## Your objective:
Copy every line of the data that contains the string "graphs".

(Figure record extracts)
+ + + +
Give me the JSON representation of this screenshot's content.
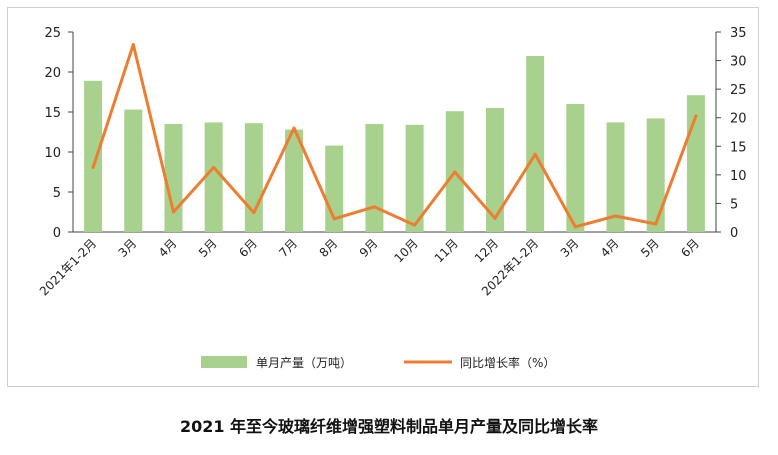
{
  "chart_data": {
    "type": "bar+line",
    "title": "2021 年至今玻璃纤维增强塑料制品单月产量及同比增长率",
    "categories": [
      "2021年1-2月",
      "3月",
      "4月",
      "5月",
      "6月",
      "7月",
      "8月",
      "9月",
      "10月",
      "11月",
      "12月",
      "2022年1-2月",
      "3月",
      "4月",
      "5月",
      "6月"
    ],
    "series": [
      {
        "name": "单月产量（万吨）",
        "type": "bar",
        "axis": "left",
        "color": "#a9d18e",
        "values": [
          18.9,
          15.3,
          13.5,
          13.7,
          13.6,
          12.8,
          10.8,
          13.5,
          13.4,
          15.1,
          15.5,
          22.0,
          16.0,
          13.7,
          14.2,
          17.1
        ]
      },
      {
        "name": "同比增长率（%）",
        "type": "line",
        "axis": "right",
        "color": "#ed7d31",
        "values": [
          11.3,
          32.8,
          3.5,
          11.3,
          3.4,
          18.2,
          2.3,
          4.4,
          1.2,
          10.5,
          2.4,
          13.6,
          0.9,
          2.8,
          1.4,
          20.3
        ]
      }
    ],
    "y_left": {
      "min": 0,
      "max": 25,
      "ticks": [
        0,
        5,
        10,
        15,
        20,
        25
      ]
    },
    "y_right": {
      "min": 0,
      "max": 35,
      "ticks": [
        0,
        5,
        10,
        15,
        20,
        25,
        30,
        35
      ]
    },
    "legend_position": "bottom",
    "grid": false
  }
}
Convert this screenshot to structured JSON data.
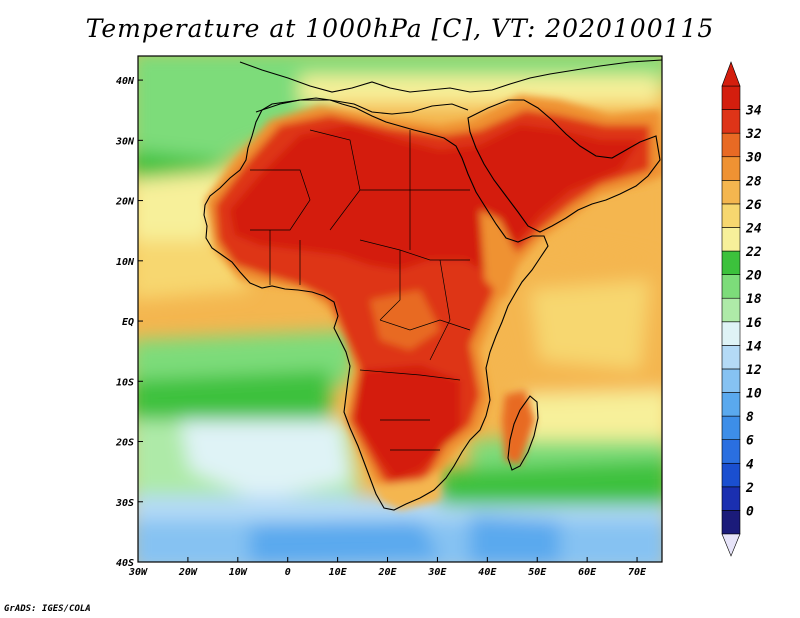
{
  "title": "Temperature at 1000hPa [C], VT: 2020100115",
  "credit": "GrADS: IGES/COLA",
  "map": {
    "lon_labels": [
      "30W",
      "20W",
      "10W",
      "0",
      "10E",
      "20E",
      "30E",
      "40E",
      "50E",
      "60E",
      "70E"
    ],
    "lon_values": [
      -30,
      -20,
      -10,
      0,
      10,
      20,
      30,
      40,
      50,
      60,
      70
    ],
    "lat_labels": [
      "40N",
      "30N",
      "20N",
      "10N",
      "EQ",
      "10S",
      "20S",
      "30S",
      "40S"
    ],
    "lat_values": [
      40,
      30,
      20,
      10,
      0,
      -10,
      -20,
      -30,
      -40
    ],
    "lon_range": [
      -30,
      75
    ],
    "lat_range": [
      -40,
      44
    ]
  },
  "colorbar": {
    "levels": [
      0,
      2,
      4,
      6,
      8,
      10,
      12,
      14,
      16,
      18,
      20,
      22,
      24,
      26,
      28,
      30,
      32,
      34
    ],
    "labels": [
      "0",
      "2",
      "4",
      "6",
      "8",
      "10",
      "12",
      "14",
      "16",
      "18",
      "20",
      "22",
      "24",
      "26",
      "28",
      "30",
      "32",
      "34"
    ],
    "colors": [
      "#1b1b7a",
      "#1a2fb0",
      "#1a4fd0",
      "#2a6fe0",
      "#3d8ee8",
      "#5aa9ee",
      "#86c2f2",
      "#b4daf6",
      "#dff3f6",
      "#aeeaa8",
      "#7ddc7a",
      "#3cc13c",
      "#f7f09a",
      "#f7d76f",
      "#f4b64f",
      "#ef9233",
      "#e86a24",
      "#de3418",
      "#d41e0e"
    ],
    "under_color": "#e7e4f9",
    "over_color": "#d41e0e"
  }
}
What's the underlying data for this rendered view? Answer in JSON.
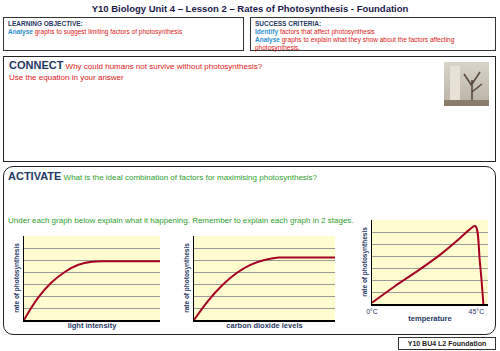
{
  "header": {
    "title": "Y10 Biology Unit 4 – Lesson 2 – Rates of Photosynthesis - Foundation"
  },
  "learning_objective": {
    "heading": "LEARNING OBJECTIVE:",
    "verb": "Analyse",
    "text": "graphs to suggest limiting factors of photosynthesis"
  },
  "success_criteria": {
    "heading": "SUCCESS CRITERIA:",
    "items": [
      {
        "verb": "Identify",
        "text": "factors that affect photosynthesis"
      },
      {
        "verb": "Analyse",
        "text": "graphs to explain what they show about the factors affecting photosynthesis."
      }
    ]
  },
  "connect": {
    "heading": "CONNECT",
    "question": "Why could humans not survive without photosynthesis?",
    "note": "Use the equation in your answer"
  },
  "activate": {
    "heading": "ACTIVATE",
    "question": "What is the ideal combination of factors for maximising photosynthesis?",
    "instruction": "Under each graph below explain what it happening. Remember to explain each graph in 2 stages."
  },
  "footer": {
    "text": "Y10 BU4 L2 Foundation"
  },
  "chart_data": [
    {
      "type": "line",
      "x_label": "light intensity",
      "y_label": "rate of photosynthesis",
      "color": "#a50021",
      "x": [
        0,
        1,
        2,
        3,
        4,
        5,
        6,
        7,
        8,
        9,
        10
      ],
      "values": [
        0,
        1.8,
        3.1,
        4.0,
        4.6,
        4.85,
        4.9,
        4.9,
        4.9,
        4.9,
        4.9
      ],
      "xlim": [
        0,
        10
      ],
      "ylim": [
        0,
        7
      ],
      "yticks": [
        0,
        1,
        2,
        3,
        4,
        5,
        6,
        7
      ],
      "grid": true,
      "tick_labels": false
    },
    {
      "type": "line",
      "x_label": "carbon dioxide levels",
      "y_label": "rate of photosynthesis",
      "color": "#a50021",
      "x": [
        0,
        1,
        2,
        3,
        4,
        5,
        6,
        7,
        8,
        9,
        10
      ],
      "values": [
        0,
        1.6,
        2.9,
        3.9,
        4.6,
        5.0,
        5.2,
        5.2,
        5.2,
        5.2,
        5.2
      ],
      "xlim": [
        0,
        10
      ],
      "ylim": [
        0,
        7
      ],
      "yticks": [
        0,
        1,
        2,
        3,
        4,
        5,
        6,
        7
      ],
      "grid": true,
      "tick_labels": false
    },
    {
      "type": "line",
      "x_label": "temperature",
      "y_label": "rate of photosynthesis",
      "color": "#a50021",
      "x": [
        0,
        10,
        20,
        30,
        38,
        42,
        44.5,
        46.5,
        48
      ],
      "values": [
        0.1,
        1.5,
        2.8,
        4.2,
        5.5,
        6.2,
        6.5,
        3.5,
        0
      ],
      "xlim": [
        0,
        50
      ],
      "ylim": [
        0,
        7
      ],
      "yticks": [
        0,
        1,
        2,
        3,
        4,
        5,
        6,
        7
      ],
      "xticks": [
        {
          "value": 0,
          "label": "0°C"
        },
        {
          "value": 45,
          "label": "45°C"
        }
      ],
      "grid": true,
      "tick_labels": "x"
    }
  ]
}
+ + + +
## Response for this exercise:
    "text": "graphs to suggest limiting factors of photosynthesis"
        "text": "graphs to explain what they show about the factors affecting photosynthesis."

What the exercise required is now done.